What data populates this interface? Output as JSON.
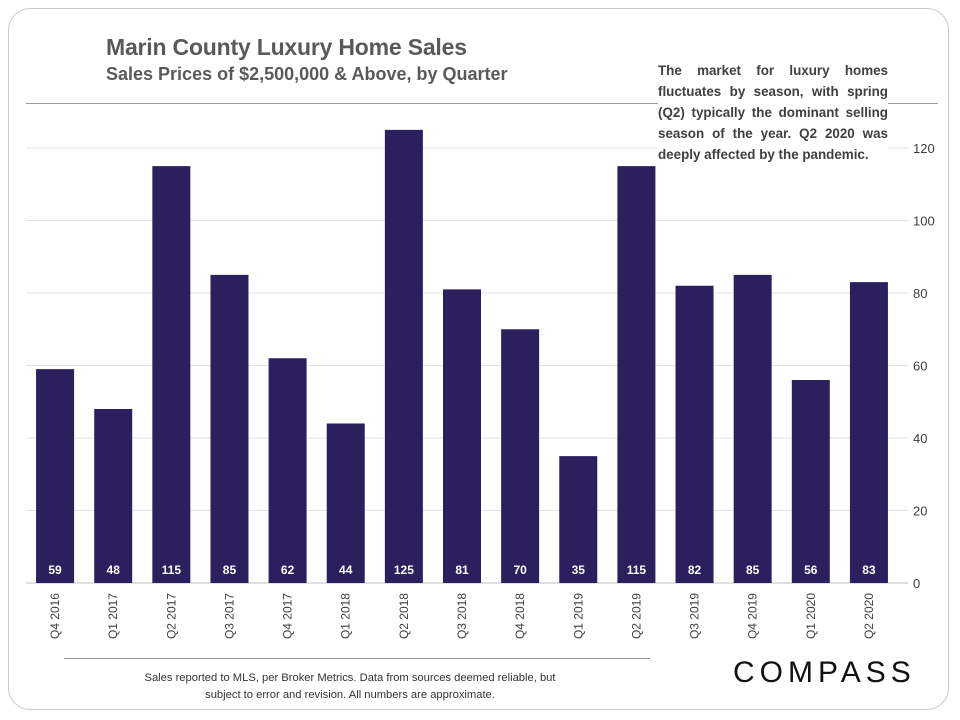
{
  "header": {
    "title": "Marin County Luxury Home Sales",
    "subtitle": "Sales Prices of $2,500,000 & Above, by Quarter"
  },
  "annotation": "The market for luxury homes fluctuates by season, with spring (Q2) typically the dominant selling season of the year. Q2 2020 was deeply affected by the pandemic.",
  "footer": {
    "line1": "Sales reported to MLS, per Broker Metrics. Data from sources deemed reliable, but",
    "line2": "subject to error and revision. All numbers are approximate."
  },
  "logo": "COMPASS",
  "colors": {
    "bar": "#2b1f5e",
    "grid": "#e3e3e3",
    "axis": "#bfbfbf"
  },
  "chart_data": {
    "type": "bar",
    "title": "Marin County Luxury Home Sales",
    "subtitle": "Sales Prices of $2,500,000 & Above, by Quarter",
    "categories": [
      "Q4 2016",
      "Q1 2017",
      "Q2 2017",
      "Q3 2017",
      "Q4 2017",
      "Q1 2018",
      "Q2 2018",
      "Q3 2018",
      "Q4 2018",
      "Q1 2019",
      "Q2 2019",
      "Q3 2019",
      "Q4 2019",
      "Q1 2020",
      "Q2 2020"
    ],
    "values": [
      59,
      48,
      115,
      85,
      62,
      44,
      125,
      81,
      70,
      35,
      115,
      82,
      85,
      56,
      83
    ],
    "data_labels": [
      "59",
      "48",
      "115",
      "85",
      "62",
      "44",
      "125",
      "81",
      "70",
      "35",
      "115",
      "82",
      "85",
      "56",
      "83"
    ],
    "ylim": [
      0,
      130
    ],
    "yticks": [
      0,
      20,
      40,
      60,
      80,
      100,
      120
    ],
    "yaxis_side": "right",
    "grid": true,
    "xlabel": "",
    "ylabel": ""
  }
}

★ ★ ★ ★ ★ ★ ★

_Do this_
Each record above should come back exactly the same, only without its pictures.

_Response for this exercise_
What data populates this interface? Output as JSON.
{
  "header": {
    "title": "Marin County Luxury Home Sales",
    "subtitle": "Sales Prices of $2,500,000 & Above, by Quarter"
  },
  "annotation": "The market for luxury homes fluctuates by season, with spring (Q2) typically the dominant selling season of the year. Q2 2020 was deeply affected by the pandemic.",
  "footer": {
    "line1": "Sales reported to MLS, per Broker Metrics. Data from sources deemed reliable, but",
    "line2": "subject to error and revision. All numbers are approximate."
  },
  "logo": "COMPASS",
  "colors": {
    "bar": "#2b1f5e",
    "grid": "#e3e3e3",
    "axis": "#bfbfbf"
  },
  "chart_data": {
    "type": "bar",
    "title": "Marin County Luxury Home Sales",
    "subtitle": "Sales Prices of $2,500,000 & Above, by Quarter",
    "categories": [
      "Q4 2016",
      "Q1 2017",
      "Q2 2017",
      "Q3 2017",
      "Q4 2017",
      "Q1 2018",
      "Q2 2018",
      "Q3 2018",
      "Q4 2018",
      "Q1 2019",
      "Q2 2019",
      "Q3 2019",
      "Q4 2019",
      "Q1 2020",
      "Q2 2020"
    ],
    "values": [
      59,
      48,
      115,
      85,
      62,
      44,
      125,
      81,
      70,
      35,
      115,
      82,
      85,
      56,
      83
    ],
    "data_labels": [
      "59",
      "48",
      "115",
      "85",
      "62",
      "44",
      "125",
      "81",
      "70",
      "35",
      "115",
      "82",
      "85",
      "56",
      "83"
    ],
    "ylim": [
      0,
      130
    ],
    "yticks": [
      0,
      20,
      40,
      60,
      80,
      100,
      120
    ],
    "yaxis_side": "right",
    "grid": true,
    "xlabel": "",
    "ylabel": ""
  }
}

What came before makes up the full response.